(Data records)
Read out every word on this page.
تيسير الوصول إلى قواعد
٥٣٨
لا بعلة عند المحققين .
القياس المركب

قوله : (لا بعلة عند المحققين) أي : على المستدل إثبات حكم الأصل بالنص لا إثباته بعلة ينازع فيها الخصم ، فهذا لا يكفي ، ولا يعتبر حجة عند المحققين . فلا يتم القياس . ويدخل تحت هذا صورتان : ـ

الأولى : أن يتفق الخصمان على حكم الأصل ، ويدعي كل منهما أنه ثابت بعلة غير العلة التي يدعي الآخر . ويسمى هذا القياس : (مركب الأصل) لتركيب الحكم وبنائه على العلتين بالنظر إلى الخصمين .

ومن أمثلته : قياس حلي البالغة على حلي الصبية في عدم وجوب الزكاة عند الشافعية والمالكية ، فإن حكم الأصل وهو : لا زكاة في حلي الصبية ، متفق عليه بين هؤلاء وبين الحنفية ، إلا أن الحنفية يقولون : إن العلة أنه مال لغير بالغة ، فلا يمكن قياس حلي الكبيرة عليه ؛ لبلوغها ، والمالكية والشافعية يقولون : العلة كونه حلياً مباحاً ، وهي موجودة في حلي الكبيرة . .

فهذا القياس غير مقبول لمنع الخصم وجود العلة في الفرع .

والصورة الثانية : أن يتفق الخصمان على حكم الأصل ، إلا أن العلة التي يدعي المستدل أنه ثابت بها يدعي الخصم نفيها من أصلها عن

[What needs to be done] Search the lines above for the string "المحققين" and copy each line that has it.

[Exercise response]
لا بعلة عند المحققين .
قوله : (لا بعلة عند المحققين) أي : على المستدل إثبات حكم الأصل بالنص لا إثباته بعلة ينازع فيها الخصم ، فهذا لا يكفي ، ولا يعتبر حجة عند المحققين . فلا يتم القياس . ويدخل تحت هذا صورتان : ـ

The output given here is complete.